Boros Collection à Berlin. De l’art contemporain en bunker

C’est un vrai bunker, construit au cœur de Berlin en 1942 par Albert Speer, l’architecte en chef du parti nazi, pour protéger les civils des bombardements alliés, et utilisé ensuite à des fins diverses y compris un entrepôt pour fruits exotiques dans les années 50 et un club techno hardcore dans les années 90.
Christian Boros et son épouse l’ont acheté en 2003 et y présentent leur collection d’art contemporain. Depuis leur penthouse au sommet du bunker, ils se font un devoir d’ouvrir les 5 étages aux murs de béton armé, bruts de décoffrage, au public. Le second volet de leur collection, qui sera visible jusqu’en 2016, offre environ 150 œuvres par une vingtaine d’artistes dispersées dans les 80 pièces aveugles. On les découvre une par une, en petits groupes cornaqués par un guide dont l’enthousiasme et la compétence compensent en grande partie, mais pas totalement, l’absence de cartels.

◆ **Lignes de données**:
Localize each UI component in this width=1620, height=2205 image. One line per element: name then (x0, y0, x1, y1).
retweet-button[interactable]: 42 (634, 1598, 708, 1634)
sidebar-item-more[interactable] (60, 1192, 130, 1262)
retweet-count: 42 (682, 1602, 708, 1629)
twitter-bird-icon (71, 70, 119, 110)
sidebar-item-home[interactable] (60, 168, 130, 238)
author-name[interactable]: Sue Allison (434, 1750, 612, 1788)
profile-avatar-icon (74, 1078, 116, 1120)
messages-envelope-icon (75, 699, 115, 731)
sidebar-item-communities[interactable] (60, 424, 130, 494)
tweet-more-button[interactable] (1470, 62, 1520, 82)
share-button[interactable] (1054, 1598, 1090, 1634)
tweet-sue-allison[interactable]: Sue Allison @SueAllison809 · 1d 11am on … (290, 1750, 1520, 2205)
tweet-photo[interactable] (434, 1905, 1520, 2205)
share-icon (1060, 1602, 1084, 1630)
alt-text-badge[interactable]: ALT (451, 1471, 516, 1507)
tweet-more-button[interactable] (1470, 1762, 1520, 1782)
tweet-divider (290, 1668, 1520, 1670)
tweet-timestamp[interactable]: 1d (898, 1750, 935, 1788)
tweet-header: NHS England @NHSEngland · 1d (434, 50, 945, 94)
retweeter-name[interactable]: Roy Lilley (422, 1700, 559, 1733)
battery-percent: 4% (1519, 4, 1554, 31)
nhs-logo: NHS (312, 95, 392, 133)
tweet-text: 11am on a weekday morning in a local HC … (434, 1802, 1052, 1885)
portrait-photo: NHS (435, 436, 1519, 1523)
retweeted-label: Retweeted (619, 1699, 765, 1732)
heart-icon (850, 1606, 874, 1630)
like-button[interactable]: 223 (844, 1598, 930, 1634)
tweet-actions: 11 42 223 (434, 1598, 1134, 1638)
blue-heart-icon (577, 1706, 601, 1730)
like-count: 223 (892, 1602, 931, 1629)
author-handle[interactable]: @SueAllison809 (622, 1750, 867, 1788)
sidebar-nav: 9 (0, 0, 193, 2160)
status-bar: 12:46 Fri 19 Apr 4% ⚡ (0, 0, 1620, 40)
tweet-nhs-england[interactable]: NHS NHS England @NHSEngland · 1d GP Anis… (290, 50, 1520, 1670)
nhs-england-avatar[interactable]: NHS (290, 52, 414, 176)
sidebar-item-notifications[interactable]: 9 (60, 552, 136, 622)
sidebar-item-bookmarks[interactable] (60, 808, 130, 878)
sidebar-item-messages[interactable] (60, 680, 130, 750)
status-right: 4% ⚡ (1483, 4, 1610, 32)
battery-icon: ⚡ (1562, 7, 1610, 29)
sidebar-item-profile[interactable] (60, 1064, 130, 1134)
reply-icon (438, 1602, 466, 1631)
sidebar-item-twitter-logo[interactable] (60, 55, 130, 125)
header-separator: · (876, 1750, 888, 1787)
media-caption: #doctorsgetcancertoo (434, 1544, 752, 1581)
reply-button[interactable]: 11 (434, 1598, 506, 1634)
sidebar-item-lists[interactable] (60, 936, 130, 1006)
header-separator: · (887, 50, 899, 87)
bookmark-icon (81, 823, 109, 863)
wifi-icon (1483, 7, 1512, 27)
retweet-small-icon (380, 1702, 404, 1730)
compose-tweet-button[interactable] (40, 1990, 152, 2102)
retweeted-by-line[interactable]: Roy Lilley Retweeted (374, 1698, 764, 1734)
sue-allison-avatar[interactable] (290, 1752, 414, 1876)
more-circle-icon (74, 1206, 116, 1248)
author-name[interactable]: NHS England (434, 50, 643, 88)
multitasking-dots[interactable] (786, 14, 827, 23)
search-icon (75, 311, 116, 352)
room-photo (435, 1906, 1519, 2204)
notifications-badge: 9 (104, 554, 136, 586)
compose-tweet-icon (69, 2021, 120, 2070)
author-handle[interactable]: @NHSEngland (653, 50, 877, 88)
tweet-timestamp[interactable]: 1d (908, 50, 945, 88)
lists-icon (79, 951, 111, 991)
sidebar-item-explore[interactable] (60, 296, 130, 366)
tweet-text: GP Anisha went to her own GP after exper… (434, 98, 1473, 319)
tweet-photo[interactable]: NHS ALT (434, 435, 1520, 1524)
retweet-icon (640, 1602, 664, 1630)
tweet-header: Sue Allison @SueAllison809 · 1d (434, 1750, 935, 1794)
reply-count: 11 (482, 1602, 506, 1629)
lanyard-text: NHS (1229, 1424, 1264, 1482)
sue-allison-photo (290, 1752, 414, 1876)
--
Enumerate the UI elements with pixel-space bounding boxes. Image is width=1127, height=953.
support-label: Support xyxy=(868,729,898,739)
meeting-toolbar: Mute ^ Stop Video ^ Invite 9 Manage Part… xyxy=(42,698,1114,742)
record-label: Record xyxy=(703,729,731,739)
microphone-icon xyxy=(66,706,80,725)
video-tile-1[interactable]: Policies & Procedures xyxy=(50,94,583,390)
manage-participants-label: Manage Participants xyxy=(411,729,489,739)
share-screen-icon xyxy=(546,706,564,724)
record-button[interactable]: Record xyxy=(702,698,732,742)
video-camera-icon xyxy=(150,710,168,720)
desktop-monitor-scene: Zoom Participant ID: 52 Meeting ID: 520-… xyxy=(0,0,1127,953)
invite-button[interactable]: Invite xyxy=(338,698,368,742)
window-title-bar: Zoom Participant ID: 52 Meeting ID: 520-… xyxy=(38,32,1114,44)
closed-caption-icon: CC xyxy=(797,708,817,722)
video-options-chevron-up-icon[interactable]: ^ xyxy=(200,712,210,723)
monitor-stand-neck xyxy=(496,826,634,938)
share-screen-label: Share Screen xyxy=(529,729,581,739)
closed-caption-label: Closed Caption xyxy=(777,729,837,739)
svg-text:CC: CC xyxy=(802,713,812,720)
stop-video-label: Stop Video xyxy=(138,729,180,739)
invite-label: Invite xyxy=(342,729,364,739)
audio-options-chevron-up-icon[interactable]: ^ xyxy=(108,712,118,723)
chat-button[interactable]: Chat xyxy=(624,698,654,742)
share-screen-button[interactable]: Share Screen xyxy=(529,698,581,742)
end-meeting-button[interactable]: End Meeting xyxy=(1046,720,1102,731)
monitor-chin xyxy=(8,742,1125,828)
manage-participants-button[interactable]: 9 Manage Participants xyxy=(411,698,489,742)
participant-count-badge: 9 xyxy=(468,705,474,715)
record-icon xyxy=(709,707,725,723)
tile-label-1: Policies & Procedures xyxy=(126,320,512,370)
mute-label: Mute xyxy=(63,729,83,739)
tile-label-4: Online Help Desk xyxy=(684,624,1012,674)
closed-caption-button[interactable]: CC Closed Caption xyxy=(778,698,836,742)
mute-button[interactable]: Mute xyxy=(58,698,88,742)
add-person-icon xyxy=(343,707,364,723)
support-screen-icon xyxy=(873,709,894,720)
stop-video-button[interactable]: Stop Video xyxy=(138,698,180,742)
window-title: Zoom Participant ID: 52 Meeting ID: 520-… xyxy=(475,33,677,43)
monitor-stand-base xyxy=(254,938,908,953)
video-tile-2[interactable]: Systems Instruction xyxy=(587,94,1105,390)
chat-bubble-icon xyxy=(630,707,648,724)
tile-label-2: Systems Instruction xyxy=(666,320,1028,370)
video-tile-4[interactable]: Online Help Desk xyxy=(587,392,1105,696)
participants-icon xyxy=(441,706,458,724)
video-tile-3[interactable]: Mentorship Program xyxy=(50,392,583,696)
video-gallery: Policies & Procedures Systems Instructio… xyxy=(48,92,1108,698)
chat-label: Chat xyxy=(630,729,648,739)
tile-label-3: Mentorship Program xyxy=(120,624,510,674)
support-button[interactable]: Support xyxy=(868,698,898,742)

◆ **Consignes de l'exercice**:
**A)** Selon le texte sur la Boros Collection, en quelle année Christian Boros et son épouse ont-ils acheté le bunker ?
**B)** Poursuivez le texte sur la Boros Collection à Berlin à partir de sa dernière phrase.
Les données n'ont aucun lien avec le texte sur la Boros Collection.

◆ **Réponses par consigne**:
**A)** En 2003.

**B)**
Chaque artiste a été invité à installer son ou ses œuvres, créées depuis 1990, en adéquation avec le lieu, allant même jusqu’à percer le mur comme l’ont fait Manon Awst and Benjamin Walther’s avec les tubes métalliques de Latent Measures (Component 17). On y retrouve avec plaisir un arbre de Ai Wei Wei, un morceau (sur 148) de la reproduction en cuivre de la Statue de la Liberté de Danh Vo, et une installation arachnéenne de Tomás Saraceno. On s’amuse de quelques sculptures/machines, au fonctionnement parfaitement inutile, telle Time is no Highway, 2008, de Michael Sailstorfer, où un pneu motorisé s’abrase sans fin sur un mur, ou sa machine à cracher du pop corn, un toutes les quelques secondes, mais qui finit par envahir le plancher, monter aux murs, et … se transformer en poussière.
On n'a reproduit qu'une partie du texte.